▸ **DESCRIPTION OF THE TASK**:
Reproduce the listing below in full and without alteration, apart from its pictures.

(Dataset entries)
────────

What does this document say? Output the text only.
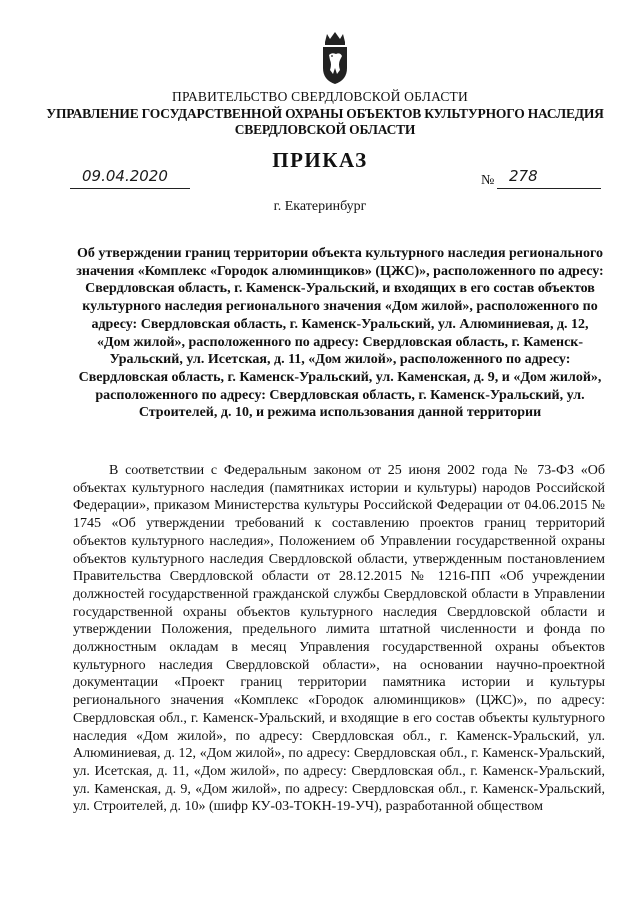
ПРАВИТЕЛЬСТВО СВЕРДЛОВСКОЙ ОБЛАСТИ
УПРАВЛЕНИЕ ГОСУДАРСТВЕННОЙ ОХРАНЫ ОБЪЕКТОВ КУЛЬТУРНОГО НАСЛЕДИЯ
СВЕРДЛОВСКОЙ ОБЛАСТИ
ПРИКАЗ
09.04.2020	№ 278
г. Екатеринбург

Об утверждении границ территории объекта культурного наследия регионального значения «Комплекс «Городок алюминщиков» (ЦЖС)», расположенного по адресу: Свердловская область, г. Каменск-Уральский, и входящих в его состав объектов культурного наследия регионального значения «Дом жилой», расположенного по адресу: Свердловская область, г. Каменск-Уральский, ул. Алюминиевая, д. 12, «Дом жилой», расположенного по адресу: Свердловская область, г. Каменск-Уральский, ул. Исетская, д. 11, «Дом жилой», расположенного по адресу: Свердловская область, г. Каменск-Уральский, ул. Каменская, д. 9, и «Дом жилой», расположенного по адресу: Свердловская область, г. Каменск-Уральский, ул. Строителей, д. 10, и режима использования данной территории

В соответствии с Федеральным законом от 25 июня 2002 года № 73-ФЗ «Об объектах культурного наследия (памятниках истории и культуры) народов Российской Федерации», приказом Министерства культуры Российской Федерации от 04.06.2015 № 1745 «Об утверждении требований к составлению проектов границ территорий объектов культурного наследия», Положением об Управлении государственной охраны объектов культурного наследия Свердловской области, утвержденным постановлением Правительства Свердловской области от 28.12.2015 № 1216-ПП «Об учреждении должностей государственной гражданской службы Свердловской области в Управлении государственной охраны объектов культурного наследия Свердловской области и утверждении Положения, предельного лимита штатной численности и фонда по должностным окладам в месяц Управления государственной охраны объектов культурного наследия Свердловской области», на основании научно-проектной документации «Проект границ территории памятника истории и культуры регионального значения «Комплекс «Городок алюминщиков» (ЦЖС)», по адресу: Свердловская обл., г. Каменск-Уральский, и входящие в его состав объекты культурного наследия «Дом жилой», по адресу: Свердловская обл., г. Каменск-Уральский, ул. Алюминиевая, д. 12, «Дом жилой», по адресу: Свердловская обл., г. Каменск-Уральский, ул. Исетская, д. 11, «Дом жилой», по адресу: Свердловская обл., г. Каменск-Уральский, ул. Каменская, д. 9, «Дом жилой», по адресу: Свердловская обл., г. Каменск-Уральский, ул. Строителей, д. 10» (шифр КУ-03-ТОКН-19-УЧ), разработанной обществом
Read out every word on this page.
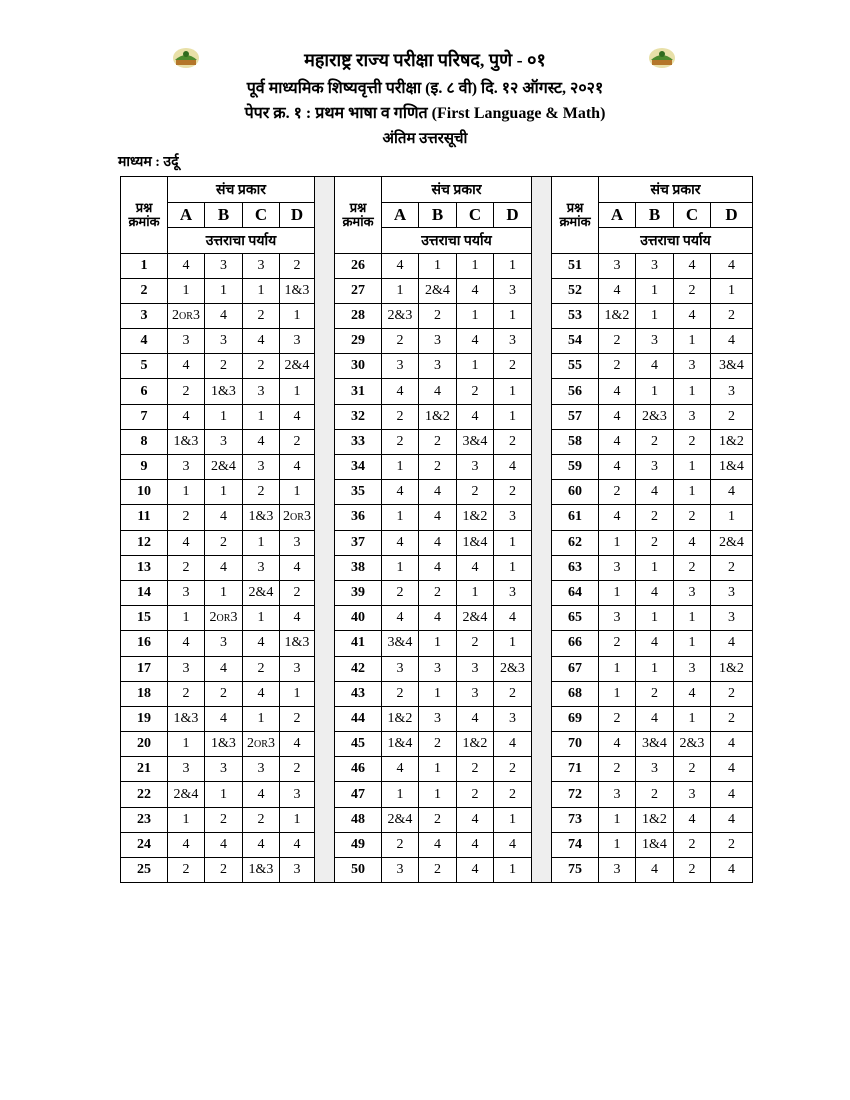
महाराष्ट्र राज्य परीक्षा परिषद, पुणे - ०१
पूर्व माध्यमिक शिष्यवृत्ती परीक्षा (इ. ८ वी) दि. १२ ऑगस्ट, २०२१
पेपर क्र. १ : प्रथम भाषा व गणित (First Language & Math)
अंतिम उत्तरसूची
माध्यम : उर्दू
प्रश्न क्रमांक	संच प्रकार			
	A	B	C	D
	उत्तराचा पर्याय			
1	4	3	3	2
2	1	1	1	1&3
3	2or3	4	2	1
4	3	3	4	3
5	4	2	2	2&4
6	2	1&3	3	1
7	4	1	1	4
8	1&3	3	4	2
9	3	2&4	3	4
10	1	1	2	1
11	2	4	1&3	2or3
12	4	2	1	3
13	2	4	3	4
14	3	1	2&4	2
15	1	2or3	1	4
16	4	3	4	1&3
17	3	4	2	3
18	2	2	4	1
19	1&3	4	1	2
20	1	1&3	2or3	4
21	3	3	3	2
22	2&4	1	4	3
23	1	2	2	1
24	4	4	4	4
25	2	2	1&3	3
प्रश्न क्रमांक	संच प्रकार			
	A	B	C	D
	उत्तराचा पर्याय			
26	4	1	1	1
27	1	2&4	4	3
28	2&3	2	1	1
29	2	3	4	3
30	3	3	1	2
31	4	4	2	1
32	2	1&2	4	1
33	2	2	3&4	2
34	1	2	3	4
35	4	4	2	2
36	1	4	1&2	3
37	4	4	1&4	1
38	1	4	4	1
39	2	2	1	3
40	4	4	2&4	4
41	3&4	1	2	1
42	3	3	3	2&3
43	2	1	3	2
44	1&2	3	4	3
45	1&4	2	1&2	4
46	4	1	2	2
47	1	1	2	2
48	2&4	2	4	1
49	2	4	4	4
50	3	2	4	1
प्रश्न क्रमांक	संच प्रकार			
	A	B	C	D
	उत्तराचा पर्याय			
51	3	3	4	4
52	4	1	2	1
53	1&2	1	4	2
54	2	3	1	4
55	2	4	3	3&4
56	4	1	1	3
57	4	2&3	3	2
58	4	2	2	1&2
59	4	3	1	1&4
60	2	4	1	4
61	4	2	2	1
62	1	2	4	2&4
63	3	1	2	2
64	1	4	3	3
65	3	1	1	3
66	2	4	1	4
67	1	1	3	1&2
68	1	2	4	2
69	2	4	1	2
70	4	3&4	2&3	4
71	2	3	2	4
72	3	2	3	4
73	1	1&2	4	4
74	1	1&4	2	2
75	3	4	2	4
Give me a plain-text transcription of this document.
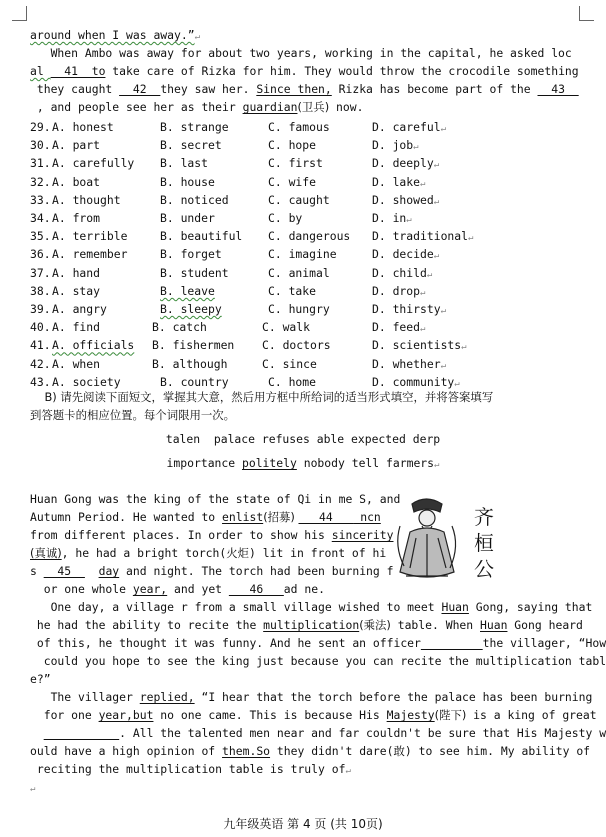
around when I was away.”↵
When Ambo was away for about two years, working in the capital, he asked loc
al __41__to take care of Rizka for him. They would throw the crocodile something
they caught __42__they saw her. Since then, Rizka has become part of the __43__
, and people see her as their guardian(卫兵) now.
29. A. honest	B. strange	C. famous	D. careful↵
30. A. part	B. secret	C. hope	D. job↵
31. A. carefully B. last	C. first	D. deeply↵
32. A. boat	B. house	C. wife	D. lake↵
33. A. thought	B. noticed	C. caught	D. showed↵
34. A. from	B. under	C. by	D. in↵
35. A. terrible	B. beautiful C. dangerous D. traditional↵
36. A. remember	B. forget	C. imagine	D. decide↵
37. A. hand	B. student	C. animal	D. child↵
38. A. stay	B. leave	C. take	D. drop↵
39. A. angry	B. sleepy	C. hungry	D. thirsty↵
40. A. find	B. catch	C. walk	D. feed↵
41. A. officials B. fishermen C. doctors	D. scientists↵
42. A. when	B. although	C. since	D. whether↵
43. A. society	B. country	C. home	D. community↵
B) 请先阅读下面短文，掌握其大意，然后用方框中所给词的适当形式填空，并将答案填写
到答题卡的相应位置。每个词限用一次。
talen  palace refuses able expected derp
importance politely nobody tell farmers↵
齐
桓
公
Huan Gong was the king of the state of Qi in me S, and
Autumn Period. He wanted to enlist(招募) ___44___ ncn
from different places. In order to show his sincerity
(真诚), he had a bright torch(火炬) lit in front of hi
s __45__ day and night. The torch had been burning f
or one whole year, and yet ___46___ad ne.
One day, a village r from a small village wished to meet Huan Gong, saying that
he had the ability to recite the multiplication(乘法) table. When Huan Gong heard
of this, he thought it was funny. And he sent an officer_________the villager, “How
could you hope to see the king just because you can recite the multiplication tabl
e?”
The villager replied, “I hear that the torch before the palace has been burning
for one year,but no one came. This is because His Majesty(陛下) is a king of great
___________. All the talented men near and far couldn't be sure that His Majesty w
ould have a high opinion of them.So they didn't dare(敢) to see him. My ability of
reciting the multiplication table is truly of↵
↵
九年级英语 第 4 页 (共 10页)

────────

▸ **EXERCISE SOLUTION**:
What does this document say? Output the text only.
ПРАВИТЕЛЬСТВО СВЕРДЛОВСКОЙ ОБЛАСТИ
УПРАВЛЕНИЕ ГОСУДАРСТВЕННОЙ ОХРАНЫ ОБЪЕКТОВ КУЛЬТУРНОГО НАСЛЕДИЯ
СВЕРДЛОВСКОЙ ОБЛАСТИ
ПРИКАЗ
09.04.2020	№ 278
г. Екатеринбург

Об утверждении границ территории объекта культурного наследия регионального значения «Комплекс «Городок алюминщиков» (ЦЖС)», расположенного по адресу: Свердловская область, г. Каменск-Уральский, и входящих в его состав объектов культурного наследия регионального значения «Дом жилой», расположенного по адресу: Свердловская область, г. Каменск-Уральский, ул. Алюминиевая, д. 12, «Дом жилой», расположенного по адресу: Свердловская область, г. Каменск-Уральский, ул. Исетская, д. 11, «Дом жилой», расположенного по адресу: Свердловская область, г. Каменск-Уральский, ул. Каменская, д. 9, и «Дом жилой», расположенного по адресу: Свердловская область, г. Каменск-Уральский, ул. Строителей, д. 10, и режима использования данной территории

В соответствии с Федеральным законом от 25 июня 2002 года № 73-ФЗ «Об объектах культурного наследия (памятниках истории и культуры) народов Российской Федерации», приказом Министерства культуры Российской Федерации от 04.06.2015 № 1745 «Об утверждении требований к составлению проектов границ территорий объектов культурного наследия», Положением об Управлении государственной охраны объектов культурного наследия Свердловской области, утвержденным постановлением Правительства Свердловской области от 28.12.2015 № 1216-ПП «Об учреждении должностей государственной гражданской службы Свердловской области в Управлении государственной охраны объектов культурного наследия Свердловской области и утверждении Положения, предельного лимита штатной численности и фонда по должностным окладам в месяц Управления государственной охраны объектов культурного наследия Свердловской области», на основании научно-проектной документации «Проект границ территории памятника истории и культуры регионального значения «Комплекс «Городок алюминщиков» (ЦЖС)», по адресу: Свердловская обл., г. Каменск-Уральский, и входящие в его состав объекты культурного наследия «Дом жилой», по адресу: Свердловская обл., г. Каменск-Уральский, ул. Алюминиевая, д. 12, «Дом жилой», по адресу: Свердловская обл., г. Каменск-Уральский, ул. Исетская, д. 11, «Дом жилой», по адресу: Свердловская обл., г. Каменск-Уральский, ул. Каменская, д. 9, «Дом жилой», по адресу: Свердловская обл., г. Каменск-Уральский, ул. Строителей, д. 10» (шифр КУ-03-ТОКН-19-УЧ), разработанной обществом
Read out every word on this page.
महाराष्ट्र राज्य परीक्षा परिषद, पुणे - ०१
पूर्व माध्यमिक शिष्यवृत्ती परीक्षा (इ. ८ वी) दि. १२ ऑगस्ट, २०२१
पेपर क्र. १ : प्रथम भाषा व गणित (First Language & Math)
अंतिम उत्तरसूची
माध्यम : उर्दू
प्रश्न क्रमांक	संच प्रकार			
	A	B	C	D
	उत्तराचा पर्याय			
1	4	3	3	2
2	1	1	1	1&3
3	2or3	4	2	1
4	3	3	4	3
5	4	2	2	2&4
6	2	1&3	3	1
7	4	1	1	4
8	1&3	3	4	2
9	3	2&4	3	4
10	1	1	2	1
11	2	4	1&3	2or3
12	4	2	1	3
13	2	4	3	4
14	3	1	2&4	2
15	1	2or3	1	4
16	4	3	4	1&3
17	3	4	2	3
18	2	2	4	1
19	1&3	4	1	2
20	1	1&3	2or3	4
21	3	3	3	2
22	2&4	1	4	3
23	1	2	2	1
24	4	4	4	4
25	2	2	1&3	3
प्रश्न क्रमांक	संच प्रकार			
	A	B	C	D
	उत्तराचा पर्याय			
26	4	1	1	1
27	1	2&4	4	3
28	2&3	2	1	1
29	2	3	4	3
30	3	3	1	2
31	4	4	2	1
32	2	1&2	4	1
33	2	2	3&4	2
34	1	2	3	4
35	4	4	2	2
36	1	4	1&2	3
37	4	4	1&4	1
38	1	4	4	1
39	2	2	1	3
40	4	4	2&4	4
41	3&4	1	2	1
42	3	3	3	2&3
43	2	1	3	2
44	1&2	3	4	3
45	1&4	2	1&2	4
46	4	1	2	2
47	1	1	2	2
48	2&4	2	4	1
49	2	4	4	4
50	3	2	4	1
प्रश्न क्रमांक	संच प्रकार			
	A	B	C	D
	उत्तराचा पर्याय			
51	3	3	4	4
52	4	1	2	1
53	1&2	1	4	2
54	2	3	1	4
55	2	4	3	3&4
56	4	1	1	3
57	4	2&3	3	2
58	4	2	2	1&2
59	4	3	1	1&4
60	2	4	1	4
61	4	2	2	1
62	1	2	4	2&4
63	3	1	2	2
64	1	4	3	3
65	3	1	1	3
66	2	4	1	4
67	1	1	3	1&2
68	1	2	4	2
69	2	4	1	2
70	4	3&4	2&3	4
71	2	3	2	4
72	3	2	3	4
73	1	1&2	4	4
74	1	1&4	2	2
75	3	4	2	4
Give me a plain-text transcription of this document.
around when I was away.”↵
When Ambo was away for about two years, working in the capital, he asked loc
al __41__to take care of Rizka for him. They would throw the crocodile something
they caught __42__they saw her. Since then, Rizka has become part of the __43__
, and people see her as their guardian(卫兵) now.
29. A. honest	B. strange	C. famous	D. careful↵
30. A. part	B. secret	C. hope	D. job↵
31. A. carefully B. last	C. first	D. deeply↵
32. A. boat	B. house	C. wife	D. lake↵
33. A. thought	B. noticed	C. caught	D. showed↵
34. A. from	B. under	C. by	D. in↵
35. A. terrible	B. beautiful C. dangerous D. traditional↵
36. A. remember	B. forget	C. imagine	D. decide↵
37. A. hand	B. student	C. animal	D. child↵
38. A. stay	B. leave	C. take	D. drop↵
39. A. angry	B. sleepy	C. hungry	D. thirsty↵
40. A. find	B. catch	C. walk	D. feed↵
41. A. officials B. fishermen C. doctors	D. scientists↵
42. A. when	B. although	C. since	D. whether↵
43. A. society	B. country	C. home	D. community↵
B) 请先阅读下面短文，掌握其大意，然后用方框中所给词的适当形式填空，并将答案填写
到答题卡的相应位置。每个词限用一次。
talen  palace refuses able expected derp
importance politely nobody tell farmers↵
齐
桓
公
Huan Gong was the king of the state of Qi in me S, and
Autumn Period. He wanted to enlist(招募) ___44___ ncn
from different places. In order to show his sincerity
(真诚), he had a bright torch(火炬) lit in front of hi
s __45__ day and night. The torch had been burning f
or one whole year, and yet ___46___ad ne.
One day, a village r from a small village wished to meet Huan Gong, saying that
he had the ability to recite the multiplication(乘法) table. When Huan Gong heard
of this, he thought it was funny. And he sent an officer_________the villager, “How
could you hope to see the king just because you can recite the multiplication tabl
e?”
The villager replied, “I hear that the torch before the palace has been burning
for one year,but no one came. This is because His Majesty(陛下) is a king of great
___________. All the talented men near and far couldn't be sure that His Majesty w
ould have a high opinion of them.So they didn't dare(敢) to see him. My ability of
reciting the multiplication table is truly of↵
↵
九年级英语 第 4 页 (共 10页)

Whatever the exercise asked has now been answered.